Labeled region entries:
━━━━━━━━━━━━━━━━

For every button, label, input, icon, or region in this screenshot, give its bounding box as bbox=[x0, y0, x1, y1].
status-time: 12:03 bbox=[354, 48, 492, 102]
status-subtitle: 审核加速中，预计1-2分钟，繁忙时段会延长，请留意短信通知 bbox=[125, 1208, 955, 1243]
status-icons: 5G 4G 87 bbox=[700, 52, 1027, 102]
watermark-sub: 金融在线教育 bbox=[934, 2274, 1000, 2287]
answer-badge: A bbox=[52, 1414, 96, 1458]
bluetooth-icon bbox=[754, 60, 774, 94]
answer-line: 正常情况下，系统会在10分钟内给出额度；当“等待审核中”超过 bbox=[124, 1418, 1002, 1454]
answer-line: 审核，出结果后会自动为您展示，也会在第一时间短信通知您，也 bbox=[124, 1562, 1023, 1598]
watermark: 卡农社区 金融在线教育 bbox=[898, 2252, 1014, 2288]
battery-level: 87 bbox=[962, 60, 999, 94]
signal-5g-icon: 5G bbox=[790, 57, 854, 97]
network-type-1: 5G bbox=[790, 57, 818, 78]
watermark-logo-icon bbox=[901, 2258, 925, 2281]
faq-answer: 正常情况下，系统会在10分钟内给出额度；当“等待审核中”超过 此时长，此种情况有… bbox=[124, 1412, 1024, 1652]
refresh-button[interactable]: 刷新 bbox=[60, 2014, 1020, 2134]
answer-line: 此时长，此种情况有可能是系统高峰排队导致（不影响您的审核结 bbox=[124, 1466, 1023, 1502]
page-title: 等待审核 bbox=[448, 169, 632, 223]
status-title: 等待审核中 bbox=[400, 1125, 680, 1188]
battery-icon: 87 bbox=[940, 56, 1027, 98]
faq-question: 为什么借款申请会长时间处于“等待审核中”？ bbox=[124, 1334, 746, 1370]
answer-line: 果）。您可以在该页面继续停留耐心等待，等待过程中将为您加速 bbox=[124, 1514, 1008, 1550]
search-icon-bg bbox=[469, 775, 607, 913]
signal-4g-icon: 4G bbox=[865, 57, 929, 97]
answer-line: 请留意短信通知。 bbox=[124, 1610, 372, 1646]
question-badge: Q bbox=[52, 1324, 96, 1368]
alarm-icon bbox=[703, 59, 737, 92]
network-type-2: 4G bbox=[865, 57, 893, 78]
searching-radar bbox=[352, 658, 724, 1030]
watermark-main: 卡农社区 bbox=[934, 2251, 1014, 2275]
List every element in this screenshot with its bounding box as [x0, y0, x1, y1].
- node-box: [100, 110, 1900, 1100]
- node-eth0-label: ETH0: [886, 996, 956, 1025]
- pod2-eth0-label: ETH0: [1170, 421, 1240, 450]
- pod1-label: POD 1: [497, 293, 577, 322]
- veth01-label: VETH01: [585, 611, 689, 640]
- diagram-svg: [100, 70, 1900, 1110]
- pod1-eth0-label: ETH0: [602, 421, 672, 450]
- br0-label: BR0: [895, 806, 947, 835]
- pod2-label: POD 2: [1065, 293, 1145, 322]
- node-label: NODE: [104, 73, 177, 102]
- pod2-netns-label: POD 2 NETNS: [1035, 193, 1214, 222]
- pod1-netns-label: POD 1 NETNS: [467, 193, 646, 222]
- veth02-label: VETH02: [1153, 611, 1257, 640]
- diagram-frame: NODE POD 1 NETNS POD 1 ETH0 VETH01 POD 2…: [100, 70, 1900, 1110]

━━━━━━━━━━━━━━━━

__EXERCISE__
Please copy every row above word for word, keeping the lines in their original order.

__OUTPUT FOR THIS EXERCISE__
For every button, label, input, icon, or region in this screenshot, give its bounding box as bbox=[x0, y0, x1, y1].
status-time: 12:03 bbox=[354, 48, 492, 102]
status-subtitle: 审核加速中，预计1-2分钟，繁忙时段会延长，请留意短信通知 bbox=[125, 1208, 955, 1243]
status-icons: 5G 4G 87 bbox=[700, 52, 1027, 102]
watermark-sub: 金融在线教育 bbox=[934, 2274, 1000, 2287]
answer-badge: A bbox=[52, 1414, 96, 1458]
bluetooth-icon bbox=[754, 60, 774, 94]
answer-line: 正常情况下，系统会在10分钟内给出额度；当“等待审核中”超过 bbox=[124, 1418, 1002, 1454]
answer-line: 审核，出结果后会自动为您展示，也会在第一时间短信通知您，也 bbox=[124, 1562, 1023, 1598]
watermark: 卡农社区 金融在线教育 bbox=[898, 2252, 1014, 2288]
battery-level: 87 bbox=[962, 60, 999, 94]
signal-5g-icon: 5G bbox=[790, 57, 854, 97]
network-type-1: 5G bbox=[790, 57, 818, 78]
watermark-logo-icon bbox=[901, 2258, 925, 2281]
faq-answer: 正常情况下，系统会在10分钟内给出额度；当“等待审核中”超过 此时长，此种情况有… bbox=[124, 1412, 1024, 1652]
refresh-button[interactable]: 刷新 bbox=[60, 2014, 1020, 2134]
answer-line: 此时长，此种情况有可能是系统高峰排队导致（不影响您的审核结 bbox=[124, 1466, 1023, 1502]
page-title: 等待审核 bbox=[448, 169, 632, 223]
status-title: 等待审核中 bbox=[400, 1125, 680, 1188]
battery-icon: 87 bbox=[940, 56, 1027, 98]
faq-question: 为什么借款申请会长时间处于“等待审核中”？ bbox=[124, 1334, 746, 1370]
answer-line: 果）。您可以在该页面继续停留耐心等待，等待过程中将为您加速 bbox=[124, 1514, 1008, 1550]
search-icon-bg bbox=[469, 775, 607, 913]
signal-4g-icon: 4G bbox=[865, 57, 929, 97]
answer-line: 请留意短信通知。 bbox=[124, 1610, 372, 1646]
question-badge: Q bbox=[52, 1324, 96, 1368]
alarm-icon bbox=[703, 59, 737, 92]
network-type-2: 4G bbox=[865, 57, 893, 78]
searching-radar bbox=[352, 658, 724, 1030]
watermark-main: 卡农社区 bbox=[934, 2251, 1014, 2275]
List every element in this screenshot with its bounding box as [x0, y0, x1, y1].
- node-box: [100, 110, 1900, 1100]
- node-eth0-label: ETH0: [886, 996, 956, 1025]
- pod2-eth0-label: ETH0: [1170, 421, 1240, 450]
- pod1-label: POD 1: [497, 293, 577, 322]
- veth01-label: VETH01: [585, 611, 689, 640]
- diagram-svg: [100, 70, 1900, 1110]
- pod1-eth0-label: ETH0: [602, 421, 672, 450]
- br0-label: BR0: [895, 806, 947, 835]
- pod2-label: POD 2: [1065, 293, 1145, 322]
- node-label: NODE: [104, 73, 177, 102]
- pod2-netns-label: POD 2 NETNS: [1035, 193, 1214, 222]
- pod1-netns-label: POD 1 NETNS: [467, 193, 646, 222]
- veth02-label: VETH02: [1153, 611, 1257, 640]
- diagram-frame: NODE POD 1 NETNS POD 1 ETH0 VETH01 POD 2…: [100, 70, 1900, 1110]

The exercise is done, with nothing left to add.